- **Text shown**
******

Dedicated to the writings of Saint Luke.

Friday, September 23, 2011

Fatigue in keeping time

Fatigue is one of the clues utilized by biblical scholars to determine whether or not one gospel is dependent upon another. Mark Goodacre explains that “Editorial fatigue is a phenomenon that will inevitably occur when a writer is heavily dependent on another's work. In telling the same story as his predecessor, a writer makes changes in the early stages which he is unable to sustain throughout.” Goodacre examined fatigue at the pericope level. However he did not consider fatigue in the larger context.

It is undisputed that the synoptic gospels presents the passion account using Jewish time while the Gospel of John presents the passion account using Roman time. In John 19:14-15, Jesus was before Pilate at about the sixth hour; but in Matthew 27:45-46; Mark 15:33-34 and Luke 23:42-46, Jesus was on the cross at the sixth hour. Some scholars assert that the conflict is easily resolved by recognizing John is using Roman time. F.F. Bruce disagrees.

The interesting question is whether the Synoptics consistently presented the gospel narrative using Jewish time. If one or more of the synoptic gospels presented other portion of the gospel narrative using Roman time, would this be an example of editorial fatigue?

The Jewish night was divided into three watches: (Exodus 14:24; Judges 7:19; 1 Samuel 11:11). Under the Roman system, the period from sunrise to sunset had four watches in twelve hours, the sixth hour being at midday. This is the Roman time divisions:
First watch - Sunset To 9 P. M.
Second Watch - 9 P. M. To Midnight
Third Watch - Midnight To 3 A. M.
Fourth Watch - 3 A. M. To Sunrise.

In the “walking on the sea” pericope, Matthew [14:25] and Mark [6:48] both describe the event as occurring during the fourth watch. This story does not appear in Luke but in Lk. 12:38 the Lucan Jesus says: “If he comes in the second watch, or in the third, and finds them so, blessed are those servants!” The Gospel of Luke does not have any examples of the use of Roman time.

Are Matthew and Mark guilty of editorial fatigue? Were they unable to sustain the use of Roman time throughout their gospel? It is rather easy to demonstrate that both Matthew and Mark have copied the Lucan passion account which we will do so in another article. In doing so Matthew and Mark slipped and switched from Roman time to Jewish time without realizing it.

This is a work in progress.

******

- **Records shown**
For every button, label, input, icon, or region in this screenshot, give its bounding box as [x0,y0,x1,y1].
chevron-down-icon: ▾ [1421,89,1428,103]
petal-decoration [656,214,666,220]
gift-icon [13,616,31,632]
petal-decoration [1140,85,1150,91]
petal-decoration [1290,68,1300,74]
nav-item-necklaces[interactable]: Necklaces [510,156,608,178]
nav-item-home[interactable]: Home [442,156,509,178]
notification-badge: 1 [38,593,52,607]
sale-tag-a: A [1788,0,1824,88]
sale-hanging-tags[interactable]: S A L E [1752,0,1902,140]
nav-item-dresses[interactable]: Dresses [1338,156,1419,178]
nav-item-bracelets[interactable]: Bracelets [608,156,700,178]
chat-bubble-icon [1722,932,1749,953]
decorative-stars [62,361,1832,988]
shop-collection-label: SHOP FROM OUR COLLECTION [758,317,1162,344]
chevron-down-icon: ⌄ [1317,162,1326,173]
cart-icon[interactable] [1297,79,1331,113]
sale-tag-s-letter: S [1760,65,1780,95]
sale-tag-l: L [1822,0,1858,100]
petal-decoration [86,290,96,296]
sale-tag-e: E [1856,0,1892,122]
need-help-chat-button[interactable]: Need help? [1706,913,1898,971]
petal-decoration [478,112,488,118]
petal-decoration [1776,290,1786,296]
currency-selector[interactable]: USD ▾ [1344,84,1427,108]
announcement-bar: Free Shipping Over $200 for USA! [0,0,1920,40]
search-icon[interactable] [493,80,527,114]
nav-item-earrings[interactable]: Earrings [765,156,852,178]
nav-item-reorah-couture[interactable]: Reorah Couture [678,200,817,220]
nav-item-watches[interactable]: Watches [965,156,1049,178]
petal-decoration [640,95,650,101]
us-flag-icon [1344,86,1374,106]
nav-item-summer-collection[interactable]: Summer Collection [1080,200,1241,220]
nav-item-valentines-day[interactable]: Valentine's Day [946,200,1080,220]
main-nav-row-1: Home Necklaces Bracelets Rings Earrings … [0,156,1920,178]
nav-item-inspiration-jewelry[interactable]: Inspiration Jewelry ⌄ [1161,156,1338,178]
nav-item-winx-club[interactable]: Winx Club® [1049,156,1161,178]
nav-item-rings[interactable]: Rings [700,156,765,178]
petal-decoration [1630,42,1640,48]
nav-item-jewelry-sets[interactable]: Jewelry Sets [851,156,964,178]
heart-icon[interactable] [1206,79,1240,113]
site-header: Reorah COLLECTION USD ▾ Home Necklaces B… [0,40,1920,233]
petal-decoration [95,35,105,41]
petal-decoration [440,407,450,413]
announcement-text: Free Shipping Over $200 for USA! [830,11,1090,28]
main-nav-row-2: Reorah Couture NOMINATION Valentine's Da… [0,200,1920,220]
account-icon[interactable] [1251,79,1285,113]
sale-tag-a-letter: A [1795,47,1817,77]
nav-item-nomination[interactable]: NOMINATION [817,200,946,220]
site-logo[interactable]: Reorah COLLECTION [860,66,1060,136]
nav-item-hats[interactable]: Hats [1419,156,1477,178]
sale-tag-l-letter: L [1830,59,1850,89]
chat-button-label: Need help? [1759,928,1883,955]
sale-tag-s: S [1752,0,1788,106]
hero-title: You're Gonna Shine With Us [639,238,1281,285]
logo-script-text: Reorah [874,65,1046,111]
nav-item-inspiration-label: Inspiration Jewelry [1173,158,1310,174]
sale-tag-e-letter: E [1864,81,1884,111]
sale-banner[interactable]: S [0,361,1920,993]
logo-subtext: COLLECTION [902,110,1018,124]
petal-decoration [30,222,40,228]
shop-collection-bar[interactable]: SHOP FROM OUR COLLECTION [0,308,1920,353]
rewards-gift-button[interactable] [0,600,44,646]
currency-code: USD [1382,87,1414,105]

******

- **Work to do**
• 1. According to the explanation quoted in the post on fatigue in keeping time, why does editorial fatigue occur? Answer in one to three sentences.
• 2. Carry on the post on fatigue in keeping time from its final sentence.
The entries are separate material, apart from the post on fatigue in keeping time.

- **Responses per task**
• 1. Editorial fatigue occurs when a writer depends heavily on another's work. In retelling the same story, the writer makes changes early on but cannot sustain them throughout.

• 2.
Copyrighted © 2011

Labels: , , , ,

Saturday, September 17, 2011

Re-dating the NT: Burned their city

John A.T. Robinson begins Chapter 2 of his masterpiece in these words: “ONE of the oddest facts about the New Testament is that what on any showing would appear to be the single most datable and climactic event of the period - the fall of Jerusalem in ad 70, and with it the collapse of institutional Judaism based on the temple - is never once mentioned as a past fact.” It is this statement, established by a detailed analysis, that has caused many scholars to re-visit the dating of the New Testament. However, Robinson did not discuss the Parable of the Wedding Banquet.

Matthew 22:7 reads: The king was angry, and he sent his troops and destroyed those murderers and ἐνέπρησεν their city. This Greek word for “burned” appears only in Matthew in the Parable of the Wedding Banquet and nowhere else in the New Testament. None of the New Testament accounts note the separate fates of the city and the Temple. In 70 CE, the Roman general Titus destroyed the city of Jerusalem and his legion burned the Temple.

Does Matthew reveal his knowledge of the destruction with his Parable of the Wedding Banquet?

Matthew also uses the word κατακαύσει in the story of John Baptist when he informed his audience that “the chaff he will burn with unquenchable fire.” Luke likewise uses this Greek word for burn and includes this phrase. Matthew uses κατακαύσει in his telling of the Parable of the Weeds and in its interpretation which are unique to his gospel. Matthew has clearly indicated that the weeds are the evildoers who are to be collected at the end and bind into bundles to be thrown into the fire. Consequently, we should understand the Parable of the Wedding Feast in the same way as the Parable of the Weeds and recognize that Matthew believed that the burning of the Temple represented God’s judgment against the Temple and the temple establishment for its iniquity and wickedness thus revealing his knowledge of the destruction of the city of the city and the Temple.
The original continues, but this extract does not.